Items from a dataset
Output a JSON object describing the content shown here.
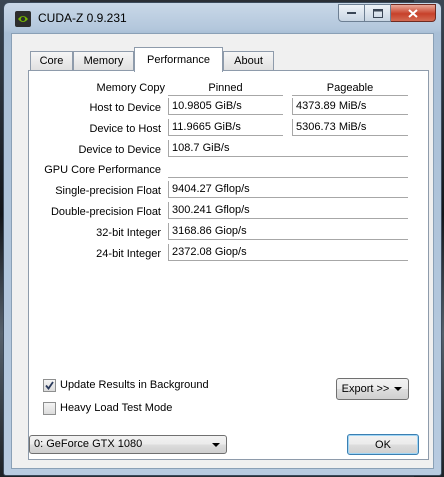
{
  "window": {
    "title": "CUDA-Z 0.9.231"
  },
  "tabs": [
    {
      "label": "Core"
    },
    {
      "label": "Memory"
    },
    {
      "label": "Performance"
    },
    {
      "label": "About"
    }
  ],
  "active_tab": "Performance",
  "memory": {
    "section_label": "Memory Copy",
    "col_pinned": "Pinned",
    "col_pageable": "Pageable",
    "rows": [
      {
        "label": "Host to Device",
        "pinned": "10.9805 GiB/s",
        "pageable": "4373.89 MiB/s"
      },
      {
        "label": "Device to Host",
        "pinned": "11.9665 GiB/s",
        "pageable": "5306.73 MiB/s"
      },
      {
        "label": "Device to Device",
        "pinned": "108.7 GiB/s"
      }
    ]
  },
  "gpu": {
    "section_label": "GPU Core Performance",
    "rows": [
      {
        "label": "Single-precision Float",
        "value": "9404.27 Gflop/s"
      },
      {
        "label": "Double-precision Float",
        "value": "300.241 Gflop/s"
      },
      {
        "label": "32-bit Integer",
        "value": "3168.86 Giop/s"
      },
      {
        "label": "24-bit Integer",
        "value": "2372.08 Giop/s"
      }
    ]
  },
  "options": {
    "update_background": {
      "label": "Update Results in Background",
      "checked": true
    },
    "heavy_load": {
      "label": "Heavy Load Test Mode",
      "checked": false
    }
  },
  "export_label": "Export >>",
  "device_select": {
    "value": "0: GeForce GTX 1080"
  },
  "ok_label": "OK",
  "icons": [
    "nvidia-logo-icon",
    "minimize-icon",
    "maximize-icon",
    "close-icon",
    "checkmark-icon",
    "dropdown-arrow-icon"
  ]
}
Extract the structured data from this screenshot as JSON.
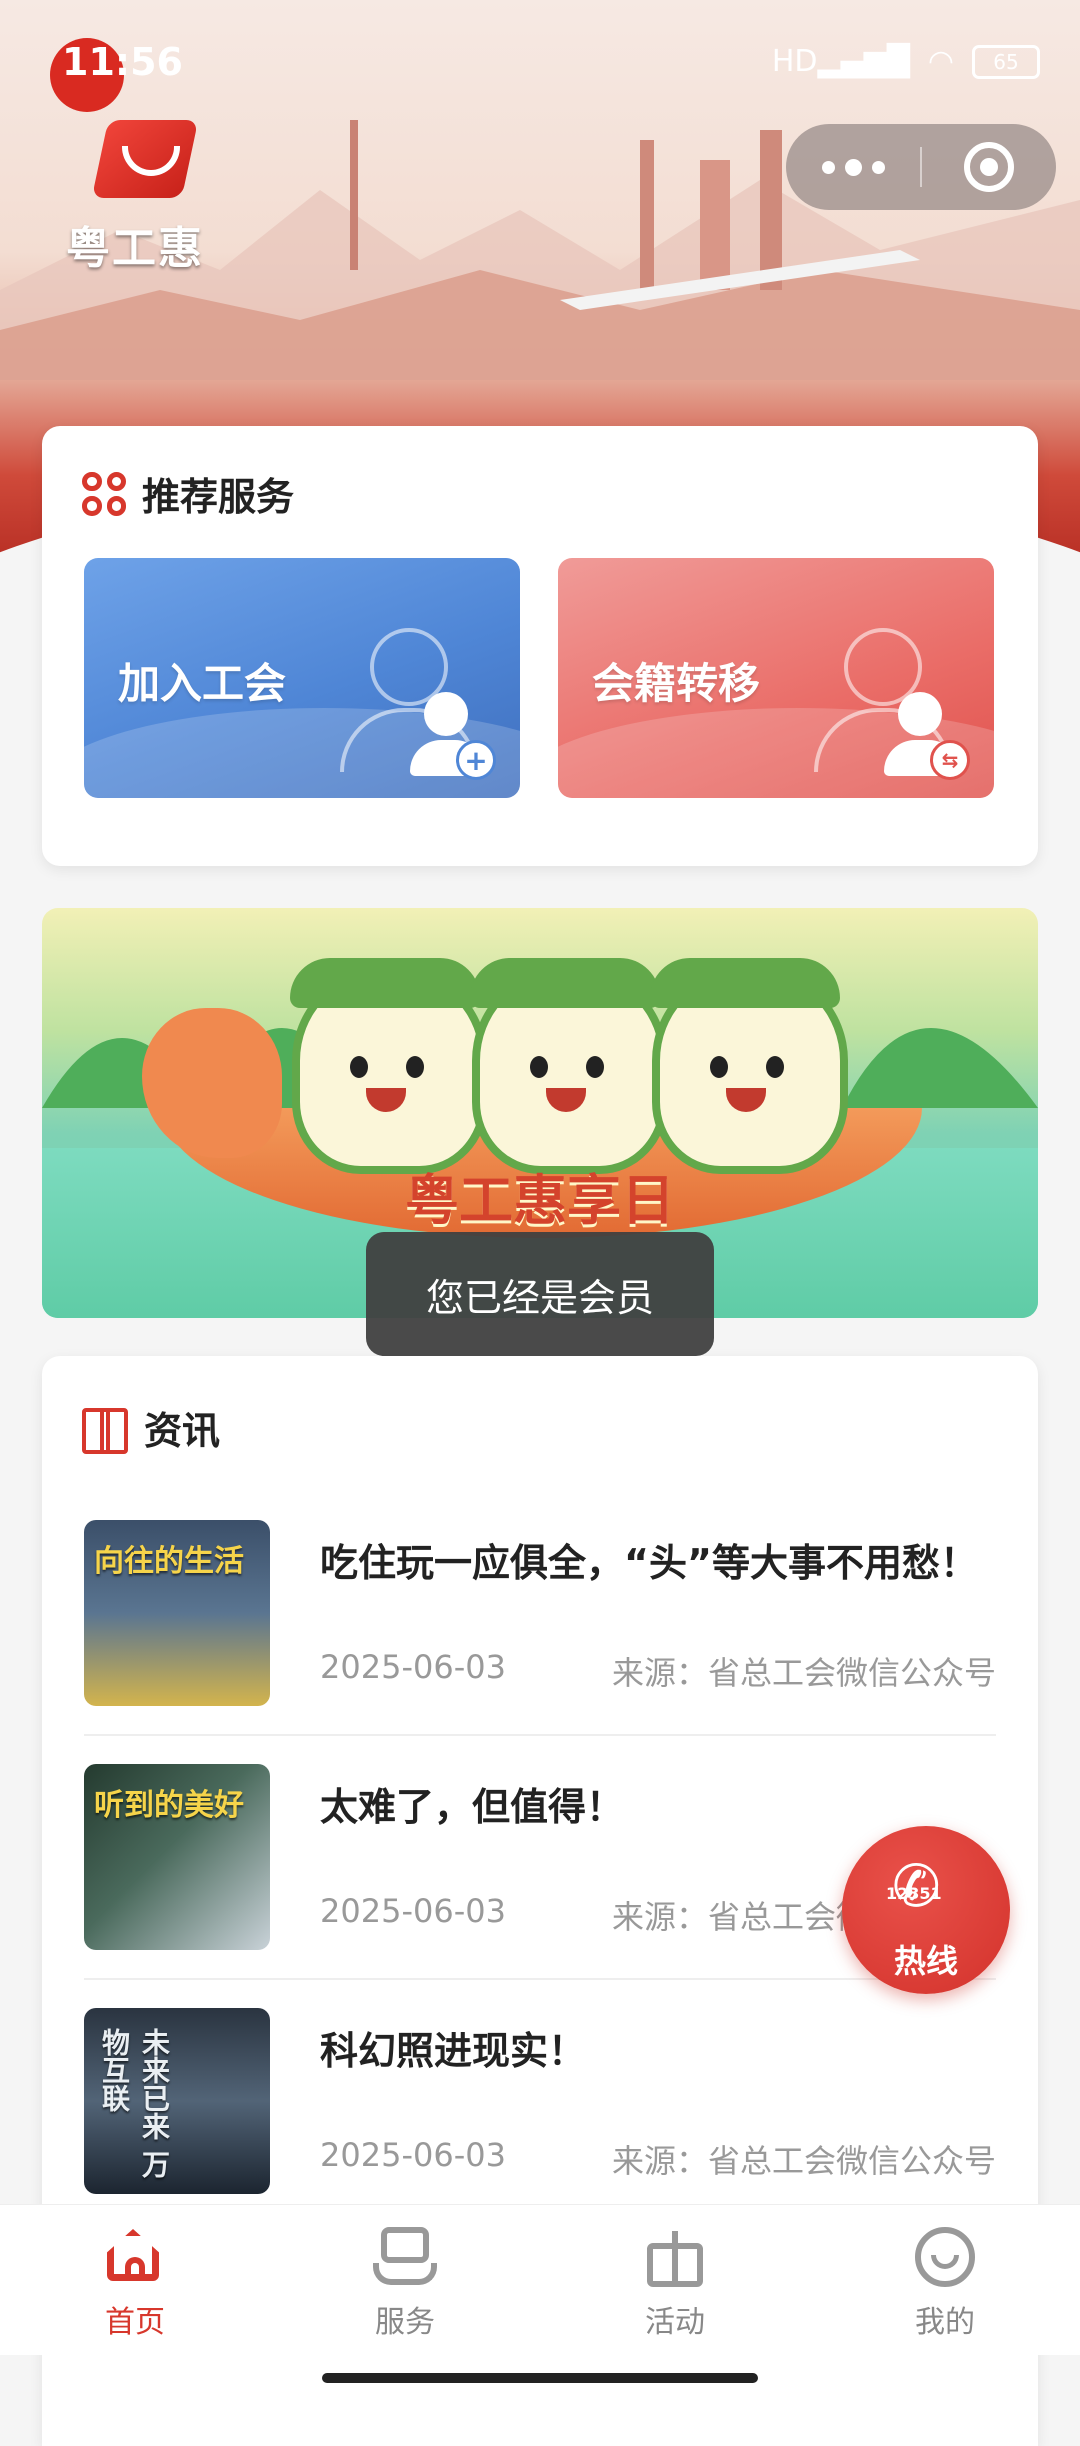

-- Task details --
Quote every record above exactly, leaving out the pictures.

-- The response --
Output a JSON object describing the content shown here.
{
  "window": {
    "title": "CUDA-Z 0.9.231"
  },
  "tabs": [
    {
      "label": "Core"
    },
    {
      "label": "Memory"
    },
    {
      "label": "Performance"
    },
    {
      "label": "About"
    }
  ],
  "active_tab": "Performance",
  "memory": {
    "section_label": "Memory Copy",
    "col_pinned": "Pinned",
    "col_pageable": "Pageable",
    "rows": [
      {
        "label": "Host to Device",
        "pinned": "10.9805 GiB/s",
        "pageable": "4373.89 MiB/s"
      },
      {
        "label": "Device to Host",
        "pinned": "11.9665 GiB/s",
        "pageable": "5306.73 MiB/s"
      },
      {
        "label": "Device to Device",
        "pinned": "108.7 GiB/s"
      }
    ]
  },
  "gpu": {
    "section_label": "GPU Core Performance",
    "rows": [
      {
        "label": "Single-precision Float",
        "value": "9404.27 Gflop/s"
      },
      {
        "label": "Double-precision Float",
        "value": "300.241 Gflop/s"
      },
      {
        "label": "32-bit Integer",
        "value": "3168.86 Giop/s"
      },
      {
        "label": "24-bit Integer",
        "value": "2372.08 Giop/s"
      }
    ]
  },
  "options": {
    "update_background": {
      "label": "Update Results in Background",
      "checked": true
    },
    "heavy_load": {
      "label": "Heavy Load Test Mode",
      "checked": false
    }
  },
  "export_label": "Export >>",
  "device_select": {
    "value": "0: GeForce GTX 1080"
  },
  "ok_label": "OK",
  "icons": [
    "nvidia-logo-icon",
    "minimize-icon",
    "maximize-icon",
    "close-icon",
    "checkmark-icon",
    "dropdown-arrow-icon"
  ]
}
Extract the structured data from this screenshot as JSON.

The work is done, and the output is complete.